● **REQUIRED WORK**: Format the lines from the start of the material through the line containing "x-tick-label: 0.0 [83,509,112,532]", both included, as a JSON list of strings with one string per line and blank lines omitted.

Rows from a dataset
▬▬▬▬▬▬

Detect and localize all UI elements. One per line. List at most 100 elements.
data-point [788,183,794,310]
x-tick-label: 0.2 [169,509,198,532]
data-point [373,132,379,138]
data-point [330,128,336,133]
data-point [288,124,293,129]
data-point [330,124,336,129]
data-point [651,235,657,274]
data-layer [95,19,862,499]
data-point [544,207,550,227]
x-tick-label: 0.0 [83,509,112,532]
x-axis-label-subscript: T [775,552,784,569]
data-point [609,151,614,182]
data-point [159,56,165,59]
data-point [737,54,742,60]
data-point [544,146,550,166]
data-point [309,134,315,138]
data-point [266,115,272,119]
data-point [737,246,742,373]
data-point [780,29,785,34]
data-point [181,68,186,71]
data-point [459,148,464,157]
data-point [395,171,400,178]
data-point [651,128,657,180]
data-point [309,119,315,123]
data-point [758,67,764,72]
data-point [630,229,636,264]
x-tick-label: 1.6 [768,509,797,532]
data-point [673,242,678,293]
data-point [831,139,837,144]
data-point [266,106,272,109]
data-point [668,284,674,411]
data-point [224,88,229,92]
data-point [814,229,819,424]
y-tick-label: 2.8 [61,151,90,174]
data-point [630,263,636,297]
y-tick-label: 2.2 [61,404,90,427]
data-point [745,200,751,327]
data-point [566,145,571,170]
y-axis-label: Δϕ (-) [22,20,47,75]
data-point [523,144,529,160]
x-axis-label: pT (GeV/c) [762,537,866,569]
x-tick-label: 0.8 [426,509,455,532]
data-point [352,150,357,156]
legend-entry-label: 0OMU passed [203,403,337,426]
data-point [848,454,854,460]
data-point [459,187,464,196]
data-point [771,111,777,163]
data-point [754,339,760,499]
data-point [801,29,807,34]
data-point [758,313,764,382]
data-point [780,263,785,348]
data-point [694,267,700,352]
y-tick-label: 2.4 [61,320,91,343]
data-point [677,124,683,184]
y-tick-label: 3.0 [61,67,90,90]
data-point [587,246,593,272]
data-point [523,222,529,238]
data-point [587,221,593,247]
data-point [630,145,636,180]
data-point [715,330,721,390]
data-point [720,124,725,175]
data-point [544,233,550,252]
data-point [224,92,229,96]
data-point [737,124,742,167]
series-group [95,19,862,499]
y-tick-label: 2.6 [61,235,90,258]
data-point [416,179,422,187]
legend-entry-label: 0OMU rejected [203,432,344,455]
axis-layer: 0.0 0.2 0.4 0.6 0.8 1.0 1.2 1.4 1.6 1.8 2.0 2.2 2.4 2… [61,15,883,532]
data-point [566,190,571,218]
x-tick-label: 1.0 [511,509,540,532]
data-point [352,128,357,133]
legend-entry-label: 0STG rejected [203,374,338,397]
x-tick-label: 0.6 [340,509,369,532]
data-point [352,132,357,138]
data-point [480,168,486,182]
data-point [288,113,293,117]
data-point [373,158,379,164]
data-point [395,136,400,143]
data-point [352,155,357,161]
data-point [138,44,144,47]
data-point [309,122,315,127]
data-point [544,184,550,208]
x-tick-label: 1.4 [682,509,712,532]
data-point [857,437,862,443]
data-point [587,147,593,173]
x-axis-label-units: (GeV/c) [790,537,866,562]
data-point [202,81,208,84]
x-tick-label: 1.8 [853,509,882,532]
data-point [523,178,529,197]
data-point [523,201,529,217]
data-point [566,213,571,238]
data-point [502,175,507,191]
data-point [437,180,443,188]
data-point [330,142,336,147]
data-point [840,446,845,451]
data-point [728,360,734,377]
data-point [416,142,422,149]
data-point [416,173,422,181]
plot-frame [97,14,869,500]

▬▬▬▬▬▬

● **TASK RESPONSE**:
[
  "Detect and localize all UI elements. One per line. List at most 100 elements.",
  "data-point [788,183,794,310]",
  "x-tick-label: 0.2 [169,509,198,532]",
  "data-point [373,132,379,138]",
  "data-point [330,128,336,133]",
  "data-point [288,124,293,129]",
  "data-point [330,124,336,129]",
  "data-point [651,235,657,274]",
  "data-layer [95,19,862,499]",
  "data-point [544,207,550,227]",
  "x-tick-label: 0.0 [83,509,112,532]"
]